Exercise
Copy out each line of the material below that holds the string "title".

═════ Supplied material

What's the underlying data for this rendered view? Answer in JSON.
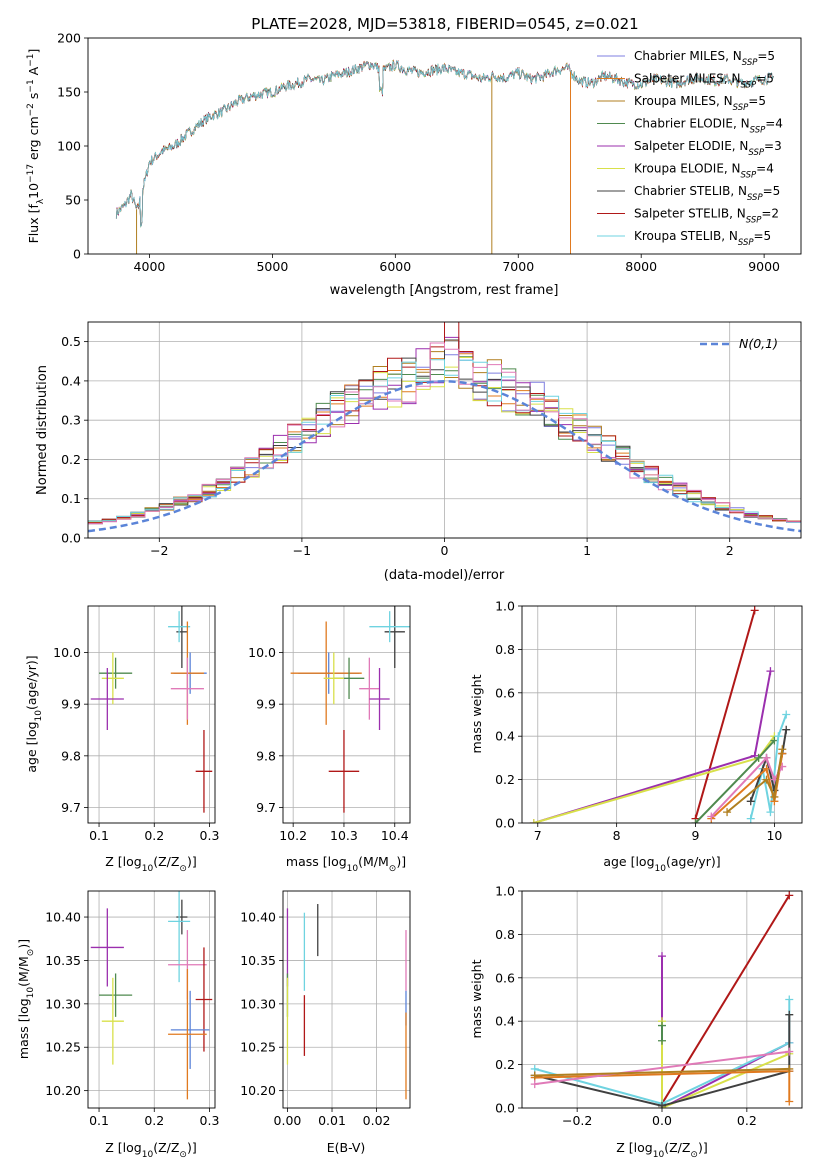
{
  "title": "PLATE=2028, MJD=53818, FIBERID=0545, z=0.021",
  "colors": {
    "chabrier_miles": "#7f7fe0",
    "salpeter_miles": "#e07a1f",
    "kroupa_miles": "#b07f20",
    "chabrier_elodie": "#4f8a4f",
    "salpeter_elodie": "#9b2fae",
    "kroupa_elodie": "#d8e04a",
    "chabrier_stelib": "#404040",
    "salpeter_stelib": "#b01818",
    "kroupa_stelib": "#6fd3e0",
    "pink": "#e07ab8",
    "blue": "#5b84d8",
    "normal": "#5b84d8",
    "grid": "#b0b0b0"
  },
  "chart_data": [
    {
      "id": "spectrum",
      "type": "line",
      "title": "PLATE=2028, MJD=53818, FIBERID=0545, z=0.021",
      "xlabel": "wavelength [Angstrom, rest frame]",
      "ylabel": "Flux [f",
      "ylabel_sub": "λ",
      "ylabel_mid": "10",
      "ylabel_sup": "−17",
      "ylabel_rest": " erg cm",
      "ylabel_sup2": "−2",
      "ylabel_rest2": " s",
      "ylabel_sup3": "−1",
      "ylabel_rest3": " A",
      "ylabel_sup4": "−1",
      "ylabel_end": "]",
      "xlim": [
        3500,
        9300
      ],
      "ylim": [
        0,
        200
      ],
      "xticks": [
        4000,
        5000,
        6000,
        7000,
        8000,
        9000
      ],
      "yticks": [
        0,
        50,
        100,
        150,
        200
      ],
      "grid": false,
      "legend_position": "top-right",
      "continuum": {
        "x": [
          3730,
          3800,
          3850,
          3900,
          3950,
          4000,
          4100,
          4200,
          4300,
          4400,
          4500,
          4600,
          4700,
          4800,
          4900,
          5000,
          5100,
          5200,
          5300,
          5400,
          5500,
          5600,
          5700,
          5800,
          5900,
          6000,
          6100,
          6200,
          6300,
          6400,
          6500,
          6600,
          6700,
          6800,
          6900,
          7000,
          7100,
          7200,
          7300,
          7400,
          7500,
          7600,
          7700,
          7800,
          7900,
          8000,
          8100,
          8200,
          8300,
          8400,
          8500,
          8600,
          8700,
          8800,
          8900,
          9000,
          9080
        ],
        "y": [
          38,
          45,
          55,
          40,
          62,
          85,
          95,
          100,
          110,
          120,
          128,
          132,
          140,
          145,
          148,
          150,
          155,
          158,
          162,
          160,
          165,
          168,
          172,
          176,
          170,
          175,
          170,
          168,
          170,
          172,
          168,
          166,
          162,
          165,
          163,
          168,
          162,
          164,
          170,
          172,
          160,
          158,
          165,
          162,
          158,
          157,
          162,
          160,
          158,
          162,
          163,
          160,
          162,
          158,
          160,
          162,
          163
        ]
      },
      "series": [
        {
          "name": "Chabrier MILES",
          "nssp": "5"
        },
        {
          "name": "Salpeter MILES",
          "nssp": "5"
        },
        {
          "name": "Kroupa MILES",
          "nssp": "5"
        },
        {
          "name": "Chabrier ELODIE",
          "nssp": "4"
        },
        {
          "name": "Salpeter ELODIE",
          "nssp": "3"
        },
        {
          "name": "Kroupa ELODIE",
          "nssp": "4"
        },
        {
          "name": "Chabrier STELIB",
          "nssp": "5"
        },
        {
          "name": "Salpeter STELIB",
          "nssp": "2"
        },
        {
          "name": "Kroupa STELIB",
          "nssp": "5"
        }
      ]
    },
    {
      "id": "residuals",
      "type": "line",
      "xlabel": "(data-model)/error",
      "ylabel": "Normed distribution",
      "xlim": [
        -2.5,
        2.5
      ],
      "ylim": [
        0,
        0.55
      ],
      "xticks": [
        -2,
        -1,
        0,
        1,
        2
      ],
      "yticks": [
        0.0,
        0.1,
        0.2,
        0.3,
        0.4,
        0.5
      ],
      "grid": true,
      "legend_position": "top-right",
      "legend_label": "N(0,1)",
      "normal_curve": {
        "mean": 0,
        "sigma": 1
      }
    },
    {
      "id": "age_vs_Z",
      "type": "scatter",
      "xlabel": "Z [log",
      "xlabel_sub": "10",
      "xlabel_rest": "(Z/Z",
      "xlabel_sun": "⊙",
      "xlabel_end": ")]",
      "ylabel": "age  [log",
      "ylabel_sub": "10",
      "ylabel_rest": "(age/yr)]",
      "xlim": [
        0.08,
        0.31
      ],
      "ylim": [
        9.67,
        10.09
      ],
      "xticks": [
        0.1,
        0.2,
        0.3
      ],
      "yticks": [
        9.7,
        9.8,
        9.9,
        10.0
      ],
      "grid": true,
      "points": [
        {
          "color": "chabrier_stelib",
          "x": 0.25,
          "y": 10.04,
          "xerr": 0.01,
          "yerr": 0.07
        },
        {
          "color": "kroupa_stelib",
          "x": 0.245,
          "y": 10.05,
          "xerr": 0.02,
          "yerr": 0.03
        },
        {
          "color": "blue",
          "x": 0.265,
          "y": 9.96,
          "xerr": 0.03,
          "yerr": 0.04
        },
        {
          "color": "salpeter_miles",
          "x": 0.26,
          "y": 9.96,
          "xerr": 0.03,
          "yerr": 0.1
        },
        {
          "color": "pink",
          "x": 0.26,
          "y": 9.93,
          "xerr": 0.03,
          "yerr": 0.06
        },
        {
          "color": "chabrier_elodie",
          "x": 0.13,
          "y": 9.96,
          "xerr": 0.03,
          "yerr": 0.03
        },
        {
          "color": "kroupa_elodie",
          "x": 0.125,
          "y": 9.95,
          "xerr": 0.02,
          "yerr": 0.05
        },
        {
          "color": "salpeter_elodie",
          "x": 0.115,
          "y": 9.91,
          "xerr": 0.03,
          "yerr": 0.06
        },
        {
          "color": "salpeter_stelib",
          "x": 0.29,
          "y": 9.77,
          "xerr": 0.015,
          "yerr": 0.08
        }
      ]
    },
    {
      "id": "age_vs_mass",
      "type": "scatter",
      "xlabel": "mass [log",
      "xlabel_sub": "10",
      "xlabel_rest": "(M/M",
      "xlabel_sun": "⊙",
      "xlabel_end": ")]",
      "xlim": [
        10.18,
        10.43
      ],
      "ylim": [
        9.67,
        10.09
      ],
      "xticks": [
        10.2,
        10.3,
        10.4
      ],
      "yticks": [
        9.7,
        9.8,
        9.9,
        10.0
      ],
      "grid": true,
      "points": [
        {
          "color": "chabrier_stelib",
          "x": 10.4,
          "y": 10.04,
          "xerr": 0.02,
          "yerr": 0.07
        },
        {
          "color": "kroupa_stelib",
          "x": 10.39,
          "y": 10.05,
          "xerr": 0.04,
          "yerr": 0.03
        },
        {
          "color": "blue",
          "x": 10.27,
          "y": 9.96,
          "xerr": 0.06,
          "yerr": 0.04
        },
        {
          "color": "salpeter_miles",
          "x": 10.265,
          "y": 9.96,
          "xerr": 0.07,
          "yerr": 0.1
        },
        {
          "color": "chabrier_elodie",
          "x": 10.31,
          "y": 9.95,
          "xerr": 0.03,
          "yerr": 0.04
        },
        {
          "color": "kroupa_elodie",
          "x": 10.28,
          "y": 9.95,
          "xerr": 0.02,
          "yerr": 0.05
        },
        {
          "color": "pink",
          "x": 10.35,
          "y": 9.93,
          "xerr": 0.02,
          "yerr": 0.06
        },
        {
          "color": "salpeter_elodie",
          "x": 10.37,
          "y": 9.91,
          "xerr": 0.02,
          "yerr": 0.06
        },
        {
          "color": "salpeter_stelib",
          "x": 10.3,
          "y": 9.77,
          "xerr": 0.03,
          "yerr": 0.08
        }
      ]
    },
    {
      "id": "weights_vs_age",
      "type": "line",
      "xlabel": "age  [log",
      "xlabel_sub": "10",
      "xlabel_rest": "(age/yr)]",
      "ylabel": "mass weight",
      "xlim": [
        6.8,
        10.35
      ],
      "ylim": [
        0,
        1.0
      ],
      "xticks": [
        7,
        8,
        9,
        10
      ],
      "yticks": [
        0.0,
        0.2,
        0.4,
        0.6,
        0.8,
        1.0
      ],
      "grid": true,
      "series": [
        {
          "color": "salpeter_stelib",
          "x": [
            9.0,
            9.75
          ],
          "y": [
            0.02,
            0.98
          ]
        },
        {
          "color": "salpeter_elodie",
          "x": [
            6.95,
            9.75,
            9.95
          ],
          "y": [
            0.0,
            0.31,
            0.7
          ]
        },
        {
          "color": "kroupa_elodie",
          "x": [
            6.95,
            9.8,
            10.0
          ],
          "y": [
            0.0,
            0.3,
            0.4
          ]
        },
        {
          "color": "chabrier_elodie",
          "x": [
            9.0,
            9.8,
            10.0
          ],
          "y": [
            0.0,
            0.3,
            0.38
          ]
        },
        {
          "color": "kroupa_stelib",
          "x": [
            9.7,
            9.85,
            9.95,
            10.05,
            10.15
          ],
          "y": [
            0.02,
            0.25,
            0.05,
            0.4,
            0.5
          ]
        },
        {
          "color": "chabrier_stelib",
          "x": [
            9.7,
            9.9,
            10.0,
            10.1,
            10.15
          ],
          "y": [
            0.1,
            0.3,
            0.15,
            0.32,
            0.43
          ]
        },
        {
          "color": "salpeter_miles",
          "x": [
            9.2,
            9.9,
            10.0,
            10.1
          ],
          "y": [
            0.02,
            0.25,
            0.1,
            0.32
          ]
        },
        {
          "color": "pink",
          "x": [
            9.2,
            9.9,
            10.0,
            10.1
          ],
          "y": [
            0.03,
            0.3,
            0.2,
            0.26
          ]
        },
        {
          "color": "kroupa_miles",
          "x": [
            9.4,
            9.9,
            10.0,
            10.1
          ],
          "y": [
            0.05,
            0.2,
            0.12,
            0.34
          ]
        }
      ]
    },
    {
      "id": "mass_vs_Z",
      "type": "scatter",
      "xlabel": "Z [log",
      "xlabel_sub": "10",
      "xlabel_rest": "(Z/Z",
      "xlabel_sun": "⊙",
      "xlabel_end": ")]",
      "ylabel": "mass [log",
      "ylabel_sub": "10",
      "ylabel_rest": "(M/M",
      "ylabel_sun": "⊙",
      "ylabel_end": ")]",
      "xlim": [
        0.08,
        0.31
      ],
      "ylim": [
        10.18,
        10.43
      ],
      "xticks": [
        0.1,
        0.2,
        0.3
      ],
      "yticks": [
        10.2,
        10.25,
        10.3,
        10.35,
        10.4
      ],
      "grid": true,
      "points": [
        {
          "color": "chabrier_stelib",
          "x": 0.25,
          "y": 10.4,
          "xerr": 0.01,
          "yerr": 0.02
        },
        {
          "color": "kroupa_stelib",
          "x": 0.245,
          "y": 10.395,
          "xerr": 0.02,
          "yerr": 0.07
        },
        {
          "color": "salpeter_elodie",
          "x": 0.115,
          "y": 10.365,
          "xerr": 0.03,
          "yerr": 0.045
        },
        {
          "color": "pink",
          "x": 0.26,
          "y": 10.345,
          "xerr": 0.035,
          "yerr": 0.04
        },
        {
          "color": "chabrier_elodie",
          "x": 0.13,
          "y": 10.31,
          "xerr": 0.03,
          "yerr": 0.025
        },
        {
          "color": "salpeter_stelib",
          "x": 0.29,
          "y": 10.305,
          "xerr": 0.015,
          "yerr": 0.06
        },
        {
          "color": "kroupa_elodie",
          "x": 0.125,
          "y": 10.28,
          "xerr": 0.02,
          "yerr": 0.05
        },
        {
          "color": "blue",
          "x": 0.265,
          "y": 10.27,
          "xerr": 0.035,
          "yerr": 0.045
        },
        {
          "color": "salpeter_miles",
          "x": 0.26,
          "y": 10.265,
          "xerr": 0.035,
          "yerr": 0.075
        }
      ]
    },
    {
      "id": "mass_vs_ebv",
      "type": "scatter",
      "xlabel": "E(B-V)",
      "xlim": [
        -0.001,
        0.0275
      ],
      "ylim": [
        10.18,
        10.43
      ],
      "xticks": [
        0.0,
        0.01,
        0.02
      ],
      "xtick_labels": [
        "0.00",
        "0.01",
        "0.02"
      ],
      "yticks": [
        10.2,
        10.25,
        10.3,
        10.35,
        10.4
      ],
      "grid": true,
      "points": [
        {
          "color": "salpeter_elodie",
          "x": 0.0,
          "y": 10.365,
          "yerr": 0.045
        },
        {
          "color": "chabrier_elodie",
          "x": 0.0,
          "y": 10.31,
          "yerr": 0.025
        },
        {
          "color": "kroupa_elodie",
          "x": 0.0,
          "y": 10.28,
          "yerr": 0.05
        },
        {
          "color": "chabrier_stelib",
          "x": 0.0068,
          "y": 10.385,
          "yerr": 0.03
        },
        {
          "color": "kroupa_stelib",
          "x": 0.0038,
          "y": 10.36,
          "yerr": 0.045
        },
        {
          "color": "salpeter_stelib",
          "x": 0.0038,
          "y": 10.275,
          "yerr": 0.035
        },
        {
          "color": "pink",
          "x": 0.0266,
          "y": 10.35,
          "yerr": 0.035
        },
        {
          "color": "blue",
          "x": 0.0266,
          "y": 10.295,
          "yerr": 0.02
        },
        {
          "color": "salpeter_miles",
          "x": 0.0266,
          "y": 10.24,
          "yerr": 0.05
        }
      ]
    },
    {
      "id": "weights_vs_Z",
      "type": "line",
      "xlabel": "Z [log",
      "xlabel_sub": "10",
      "xlabel_rest": "(Z/Z",
      "xlabel_sun": "⊙",
      "xlabel_end": ")]",
      "ylabel": "mass weight",
      "xlim": [
        -0.33,
        0.33
      ],
      "ylim": [
        0,
        1.0
      ],
      "xticks": [
        -0.2,
        0.0,
        0.2
      ],
      "xtick_labels": [
        "−0.2",
        "0.0",
        "0.2"
      ],
      "yticks": [
        0.0,
        0.2,
        0.4,
        0.6,
        0.8,
        1.0
      ],
      "grid": true,
      "series": [
        {
          "color": "salpeter_stelib",
          "x": [
            0.0,
            0.3
          ],
          "y": [
            0.02,
            0.98
          ]
        },
        {
          "color": "salpeter_elodie",
          "x": [
            0.0,
            0.0,
            0.3
          ],
          "y": [
            0.7,
            0.0,
            0.3
          ]
        },
        {
          "color": "kroupa_elodie",
          "x": [
            0.0,
            0.0,
            0.3
          ],
          "y": [
            0.4,
            0.0,
            0.25
          ]
        },
        {
          "color": "chabrier_elodie",
          "x": [
            0.0,
            0.0
          ],
          "y": [
            0.38,
            0.31
          ]
        },
        {
          "color": "kroupa_stelib",
          "x": [
            -0.3,
            0.0,
            0.3,
            0.3
          ],
          "y": [
            0.18,
            0.02,
            0.3,
            0.5
          ]
        },
        {
          "color": "chabrier_stelib",
          "x": [
            -0.3,
            0.0,
            0.3,
            0.3
          ],
          "y": [
            0.15,
            0.01,
            0.17,
            0.43
          ]
        },
        {
          "color": "salpeter_miles",
          "x": [
            -0.3,
            0.3,
            0.3
          ],
          "y": [
            0.14,
            0.17,
            0.03
          ]
        },
        {
          "color": "pink",
          "x": [
            -0.3,
            0.3
          ],
          "y": [
            0.11,
            0.26
          ]
        },
        {
          "color": "kroupa_miles",
          "x": [
            -0.3,
            0.3
          ],
          "y": [
            0.15,
            0.18
          ]
        }
      ]
    }
  ]
}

══════════

Complete output
  "title": "PLATE=2028, MJD=53818, FIBERID=0545, z=0.021",
      "title": "PLATE=2028, MJD=53818, FIBERID=0545, z=0.021",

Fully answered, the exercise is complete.